| YOUR GOAL |
Would you transcribe all of the data exactly, down to the last character?

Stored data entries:
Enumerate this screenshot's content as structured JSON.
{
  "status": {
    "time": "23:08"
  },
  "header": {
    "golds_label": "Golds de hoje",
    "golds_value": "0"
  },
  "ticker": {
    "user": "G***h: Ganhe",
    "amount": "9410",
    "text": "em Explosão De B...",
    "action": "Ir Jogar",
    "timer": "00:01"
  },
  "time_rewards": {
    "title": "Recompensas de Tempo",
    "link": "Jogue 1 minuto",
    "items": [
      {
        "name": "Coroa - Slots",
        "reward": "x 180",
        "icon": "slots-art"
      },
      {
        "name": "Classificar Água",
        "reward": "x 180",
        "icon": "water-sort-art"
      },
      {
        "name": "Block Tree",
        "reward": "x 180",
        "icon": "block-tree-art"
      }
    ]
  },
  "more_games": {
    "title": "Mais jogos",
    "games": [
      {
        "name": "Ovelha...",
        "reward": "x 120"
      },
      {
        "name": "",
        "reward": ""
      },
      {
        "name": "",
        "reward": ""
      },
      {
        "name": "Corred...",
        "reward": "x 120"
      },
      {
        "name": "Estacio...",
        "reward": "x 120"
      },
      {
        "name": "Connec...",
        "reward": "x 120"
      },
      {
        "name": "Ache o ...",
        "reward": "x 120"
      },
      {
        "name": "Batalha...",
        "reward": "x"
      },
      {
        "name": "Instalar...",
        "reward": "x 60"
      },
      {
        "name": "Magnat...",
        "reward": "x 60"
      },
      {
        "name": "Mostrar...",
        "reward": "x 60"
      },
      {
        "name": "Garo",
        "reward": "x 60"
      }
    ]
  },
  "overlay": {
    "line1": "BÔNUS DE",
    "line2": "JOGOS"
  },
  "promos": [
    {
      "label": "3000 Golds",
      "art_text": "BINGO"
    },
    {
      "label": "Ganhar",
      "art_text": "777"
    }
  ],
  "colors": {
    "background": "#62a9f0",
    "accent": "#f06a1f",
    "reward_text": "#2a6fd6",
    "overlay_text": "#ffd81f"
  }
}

| ANSWER FOR THE TASK |
Enumerate this screenshot's content as structured JSON.
{
  "status": {
    "time": "23:08"
  },
  "header": {
    "golds_label": "Golds de hoje",
    "golds_value": "0"
  },
  "ticker": {
    "user": "G***h: Ganhe",
    "amount": "9410",
    "text": "em Explosão De B...",
    "action": "Ir Jogar",
    "timer": "00:01"
  },
  "time_rewards": {
    "title": "Recompensas de Tempo",
    "link": "Jogue 1 minuto",
    "items": [
      {
        "name": "Coroa - Slots",
        "reward": "x 180",
        "icon": "slots-art"
      },
      {
        "name": "Classificar Água",
        "reward": "x 180",
        "icon": "water-sort-art"
      },
      {
        "name": "Block Tree",
        "reward": "x 180",
        "icon": "block-tree-art"
      }
    ]
  },
  "more_games": {
    "title": "Mais jogos",
    "games": [
      {
        "name": "Ovelha...",
        "reward": "x 120"
      },
      {
        "name": "",
        "reward": ""
      },
      {
        "name": "",
        "reward": ""
      },
      {
        "name": "Corred...",
        "reward": "x 120"
      },
      {
        "name": "Estacio...",
        "reward": "x 120"
      },
      {
        "name": "Connec...",
        "reward": "x 120"
      },
      {
        "name": "Ache o ...",
        "reward": "x 120"
      },
      {
        "name": "Batalha...",
        "reward": "x"
      },
      {
        "name": "Instalar...",
        "reward": "x 60"
      },
      {
        "name": "Magnat...",
        "reward": "x 60"
      },
      {
        "name": "Mostrar...",
        "reward": "x 60"
      },
      {
        "name": "Garo",
        "reward": "x 60"
      }
    ]
  },
  "overlay": {
    "line1": "BÔNUS DE",
    "line2": "JOGOS"
  },
  "promos": [
    {
      "label": "3000 Golds",
      "art_text": "BINGO"
    },
    {
      "label": "Ganhar",
      "art_text": "777"
    }
  ],
  "colors": {
    "background": "#62a9f0",
    "accent": "#f06a1f",
    "reward_text": "#2a6fd6",
    "overlay_text": "#ffd81f"
  }
}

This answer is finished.